» Work instructions:
Below is a block of records: output all of them exactly and leave out the pictures.

Stored data entries
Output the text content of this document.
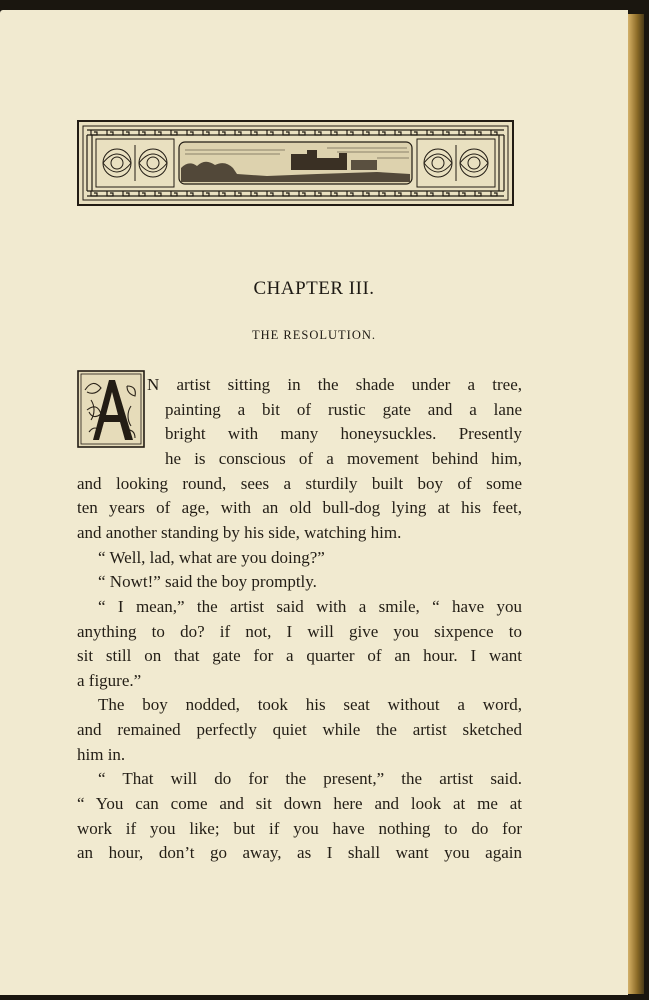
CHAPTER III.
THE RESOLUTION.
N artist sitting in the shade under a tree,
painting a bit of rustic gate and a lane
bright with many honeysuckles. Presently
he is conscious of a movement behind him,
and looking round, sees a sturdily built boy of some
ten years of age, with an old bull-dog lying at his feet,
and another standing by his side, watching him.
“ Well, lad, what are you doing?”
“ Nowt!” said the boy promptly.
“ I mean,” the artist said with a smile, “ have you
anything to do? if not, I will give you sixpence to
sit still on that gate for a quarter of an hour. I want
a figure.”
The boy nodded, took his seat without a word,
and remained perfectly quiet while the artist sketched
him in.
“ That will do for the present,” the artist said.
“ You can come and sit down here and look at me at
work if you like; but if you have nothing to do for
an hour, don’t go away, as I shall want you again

» Response:
Output the text content of this document.
CHAPTER III.
THE RESOLUTION.
N artist sitting in the shade under a tree,
painting a bit of rustic gate and a lane
bright with many honeysuckles. Presently
he is conscious of a movement behind him,
and looking round, sees a sturdily built boy of some
ten years of age, with an old bull-dog lying at his feet,
and another standing by his side, watching him.
“ Well, lad, what are you doing?”
“ Nowt!” said the boy promptly.
“ I mean,” the artist said with a smile, “ have you
anything to do? if not, I will give you sixpence to
sit still on that gate for a quarter of an hour. I want
a figure.”
The boy nodded, took his seat without a word,
and remained perfectly quiet while the artist sketched
him in.
“ That will do for the present,” the artist said.
“ You can come and sit down here and look at me at
work if you like; but if you have nothing to do for
an hour, don’t go away, as I shall want you again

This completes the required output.